READING PASSAGE —
++++++++
Like most cases of this kind, there were never any consequences for Cline in sending an innocent person to prison for more than two decades based on an ethically-challenged prosecution. He went on to be re-elected and retired in 2012.
Former Williams County, Texas, district attorney Ken Anderson hid exculpatory evidence that proved Michael Morton did not kill his wife. Anderson concealed the evidence in 1987. Morton was not exonerated until 2010. The state passed an “open-file criminal discovery policy” called the Michael Morton Act in response. Anderson pleaded guilty to a single contempt of court charge and was sentenced to 10 days in jail. He would serve only five days in 2013.
If ever there were a case of the punishment not fitting the crime, this is it. Anderson hid evidence that put an innocent man in prison for decades, and the only consequence was for him to sit in jail for a few days. Undoubtedly, the frequency and seriousness of prosecutorial misconduct would immediately plummet if prosecutors were at risk of serving the same amount of time in prison as the person they helped wrongfully convict through intentional or reckless behavior served. As it stands today, there’s essentially no consequences for prosecutorial misconduct. Prosecutors don’t have to worry about their liberty, career, or financial wellbeing at risk for bad behavior.
++++++++
EXTRACTED INFORMATION —
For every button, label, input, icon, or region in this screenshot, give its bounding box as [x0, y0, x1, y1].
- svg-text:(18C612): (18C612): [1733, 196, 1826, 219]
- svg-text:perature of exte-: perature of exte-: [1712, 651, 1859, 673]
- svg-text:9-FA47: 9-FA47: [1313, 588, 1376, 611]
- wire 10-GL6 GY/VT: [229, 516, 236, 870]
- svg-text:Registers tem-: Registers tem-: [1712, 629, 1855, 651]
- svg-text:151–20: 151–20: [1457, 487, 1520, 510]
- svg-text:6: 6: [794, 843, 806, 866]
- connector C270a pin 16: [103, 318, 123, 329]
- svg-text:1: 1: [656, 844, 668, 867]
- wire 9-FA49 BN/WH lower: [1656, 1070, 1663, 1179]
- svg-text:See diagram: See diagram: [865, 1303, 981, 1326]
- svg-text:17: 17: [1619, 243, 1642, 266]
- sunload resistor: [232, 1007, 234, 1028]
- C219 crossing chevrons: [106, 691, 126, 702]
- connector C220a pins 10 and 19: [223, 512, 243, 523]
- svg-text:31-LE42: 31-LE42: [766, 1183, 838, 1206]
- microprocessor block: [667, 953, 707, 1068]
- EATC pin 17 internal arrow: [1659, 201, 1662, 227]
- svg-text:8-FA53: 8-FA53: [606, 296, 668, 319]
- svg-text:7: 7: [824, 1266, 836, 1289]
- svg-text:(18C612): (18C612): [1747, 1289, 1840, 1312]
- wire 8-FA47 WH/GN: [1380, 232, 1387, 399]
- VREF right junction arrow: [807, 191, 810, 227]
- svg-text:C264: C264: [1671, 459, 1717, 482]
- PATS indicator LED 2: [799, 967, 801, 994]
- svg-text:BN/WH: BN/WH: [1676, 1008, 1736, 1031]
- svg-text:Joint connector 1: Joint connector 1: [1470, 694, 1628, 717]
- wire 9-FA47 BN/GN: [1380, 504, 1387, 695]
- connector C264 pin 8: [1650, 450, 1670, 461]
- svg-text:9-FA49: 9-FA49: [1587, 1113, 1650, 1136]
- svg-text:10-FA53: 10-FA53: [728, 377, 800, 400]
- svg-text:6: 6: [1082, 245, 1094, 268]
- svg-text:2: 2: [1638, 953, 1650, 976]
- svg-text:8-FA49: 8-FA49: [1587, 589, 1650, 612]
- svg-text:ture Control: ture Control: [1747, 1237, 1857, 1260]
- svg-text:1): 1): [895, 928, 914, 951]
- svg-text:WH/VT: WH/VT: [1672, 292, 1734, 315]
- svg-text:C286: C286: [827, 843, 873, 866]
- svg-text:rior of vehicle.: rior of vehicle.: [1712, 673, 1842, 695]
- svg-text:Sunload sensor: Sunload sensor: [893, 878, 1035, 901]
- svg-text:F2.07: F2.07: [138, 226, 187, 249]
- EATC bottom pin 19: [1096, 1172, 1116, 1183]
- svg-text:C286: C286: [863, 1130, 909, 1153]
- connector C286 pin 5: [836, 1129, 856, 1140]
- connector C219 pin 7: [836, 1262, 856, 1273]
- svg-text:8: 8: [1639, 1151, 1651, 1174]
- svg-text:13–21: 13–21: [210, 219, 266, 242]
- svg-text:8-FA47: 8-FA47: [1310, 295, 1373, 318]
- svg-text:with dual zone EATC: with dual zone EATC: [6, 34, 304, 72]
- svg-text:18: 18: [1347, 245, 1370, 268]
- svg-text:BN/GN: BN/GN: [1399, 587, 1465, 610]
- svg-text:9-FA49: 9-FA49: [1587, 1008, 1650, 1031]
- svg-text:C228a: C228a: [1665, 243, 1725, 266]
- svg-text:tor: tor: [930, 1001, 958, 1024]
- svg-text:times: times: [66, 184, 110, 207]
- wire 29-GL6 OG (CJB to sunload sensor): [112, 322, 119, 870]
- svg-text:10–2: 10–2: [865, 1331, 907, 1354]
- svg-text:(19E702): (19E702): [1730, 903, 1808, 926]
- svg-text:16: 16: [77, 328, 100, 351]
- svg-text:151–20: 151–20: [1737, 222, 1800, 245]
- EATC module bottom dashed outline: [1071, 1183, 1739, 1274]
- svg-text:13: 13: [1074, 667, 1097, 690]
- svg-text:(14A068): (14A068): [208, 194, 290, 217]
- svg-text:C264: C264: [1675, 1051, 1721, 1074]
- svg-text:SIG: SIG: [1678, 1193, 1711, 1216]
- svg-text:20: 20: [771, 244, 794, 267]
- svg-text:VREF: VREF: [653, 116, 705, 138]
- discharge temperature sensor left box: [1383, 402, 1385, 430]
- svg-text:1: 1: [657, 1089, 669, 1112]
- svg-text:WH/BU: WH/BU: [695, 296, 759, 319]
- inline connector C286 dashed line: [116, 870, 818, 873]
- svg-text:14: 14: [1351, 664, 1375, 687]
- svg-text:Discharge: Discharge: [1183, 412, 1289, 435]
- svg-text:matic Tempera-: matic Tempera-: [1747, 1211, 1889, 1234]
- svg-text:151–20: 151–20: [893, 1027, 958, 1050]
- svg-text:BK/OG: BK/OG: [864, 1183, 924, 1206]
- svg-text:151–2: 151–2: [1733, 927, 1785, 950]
++++++++
TASK DESCRIPTION — Return the stretch from "If ever there" through "for bad behavior." of the passage on prosecutorial misconduct, copied word for word.

REPLY TO THE TASK —
If ever there were a case of the punishment not fitting the crime, this is it. Anderson hid evidence that put an innocent man in prison for decades, and the only consequence was for him to sit in jail for a few days. Undoubtedly, the frequency and seriousness of prosecutorial misconduct would immediately plummet if prosecutors were at risk of serving the same amount of time in prison as the person they helped wrongfully convict through intentional or reckless behavior served. As it stands today, there’s essentially no consequences for prosecutorial misconduct. Prosecutors don’t have to worry about their liberty, career, or financial wellbeing at risk for bad behavior.